_Problem requirements_
Answer with a single number: the count of lines that include the string "locking".

(Recorded data)
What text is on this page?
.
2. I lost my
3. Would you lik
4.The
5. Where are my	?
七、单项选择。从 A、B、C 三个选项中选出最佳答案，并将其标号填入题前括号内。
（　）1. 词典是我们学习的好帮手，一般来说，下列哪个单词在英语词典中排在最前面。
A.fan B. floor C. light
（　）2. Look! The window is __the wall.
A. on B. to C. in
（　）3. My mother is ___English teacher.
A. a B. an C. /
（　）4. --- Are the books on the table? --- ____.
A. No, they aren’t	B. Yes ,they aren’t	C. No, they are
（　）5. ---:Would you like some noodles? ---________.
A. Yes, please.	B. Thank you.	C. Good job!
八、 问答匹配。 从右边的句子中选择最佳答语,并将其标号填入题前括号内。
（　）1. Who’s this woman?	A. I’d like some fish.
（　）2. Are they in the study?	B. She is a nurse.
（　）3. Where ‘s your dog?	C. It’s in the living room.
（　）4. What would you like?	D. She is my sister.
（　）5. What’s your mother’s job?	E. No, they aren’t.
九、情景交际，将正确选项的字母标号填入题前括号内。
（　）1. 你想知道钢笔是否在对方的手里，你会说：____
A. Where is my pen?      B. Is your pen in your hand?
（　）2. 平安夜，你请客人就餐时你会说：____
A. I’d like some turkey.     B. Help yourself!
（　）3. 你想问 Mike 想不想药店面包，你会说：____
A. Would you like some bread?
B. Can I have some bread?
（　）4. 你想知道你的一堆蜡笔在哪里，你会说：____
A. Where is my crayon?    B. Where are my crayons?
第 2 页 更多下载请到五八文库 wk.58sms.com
--
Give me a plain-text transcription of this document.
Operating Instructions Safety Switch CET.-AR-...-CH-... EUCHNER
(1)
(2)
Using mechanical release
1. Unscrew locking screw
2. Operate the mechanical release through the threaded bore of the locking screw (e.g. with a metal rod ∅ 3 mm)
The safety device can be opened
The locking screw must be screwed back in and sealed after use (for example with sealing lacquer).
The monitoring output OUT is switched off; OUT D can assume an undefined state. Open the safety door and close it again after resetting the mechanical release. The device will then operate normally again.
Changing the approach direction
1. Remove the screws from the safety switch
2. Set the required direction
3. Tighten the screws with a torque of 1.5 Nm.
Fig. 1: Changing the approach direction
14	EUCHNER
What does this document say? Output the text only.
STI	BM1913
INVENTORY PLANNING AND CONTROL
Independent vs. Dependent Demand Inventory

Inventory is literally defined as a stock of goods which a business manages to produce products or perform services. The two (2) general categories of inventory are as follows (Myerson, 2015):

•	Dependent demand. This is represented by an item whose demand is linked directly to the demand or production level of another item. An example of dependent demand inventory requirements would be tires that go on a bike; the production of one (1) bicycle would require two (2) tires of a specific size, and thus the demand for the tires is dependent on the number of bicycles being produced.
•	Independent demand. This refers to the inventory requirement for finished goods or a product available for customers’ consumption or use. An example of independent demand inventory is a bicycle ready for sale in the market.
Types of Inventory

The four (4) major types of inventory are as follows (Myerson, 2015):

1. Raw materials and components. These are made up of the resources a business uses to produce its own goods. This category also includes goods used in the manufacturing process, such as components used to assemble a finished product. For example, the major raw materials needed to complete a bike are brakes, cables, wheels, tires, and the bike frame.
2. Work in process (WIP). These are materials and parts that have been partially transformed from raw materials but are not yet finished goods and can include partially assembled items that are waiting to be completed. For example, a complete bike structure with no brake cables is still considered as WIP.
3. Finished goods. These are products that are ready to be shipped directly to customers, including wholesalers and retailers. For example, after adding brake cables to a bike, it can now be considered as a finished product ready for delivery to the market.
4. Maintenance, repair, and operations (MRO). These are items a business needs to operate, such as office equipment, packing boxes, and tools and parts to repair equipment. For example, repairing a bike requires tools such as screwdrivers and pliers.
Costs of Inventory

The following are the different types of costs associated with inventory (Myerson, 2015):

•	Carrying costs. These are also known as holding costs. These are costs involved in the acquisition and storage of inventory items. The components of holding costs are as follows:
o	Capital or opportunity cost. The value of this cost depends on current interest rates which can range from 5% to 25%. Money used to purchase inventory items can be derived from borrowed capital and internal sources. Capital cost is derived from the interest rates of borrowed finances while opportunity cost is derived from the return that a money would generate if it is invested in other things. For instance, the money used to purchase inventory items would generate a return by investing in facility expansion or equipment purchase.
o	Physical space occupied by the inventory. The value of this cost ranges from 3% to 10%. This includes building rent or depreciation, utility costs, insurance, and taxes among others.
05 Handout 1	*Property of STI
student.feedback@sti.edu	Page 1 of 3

_Task response_
3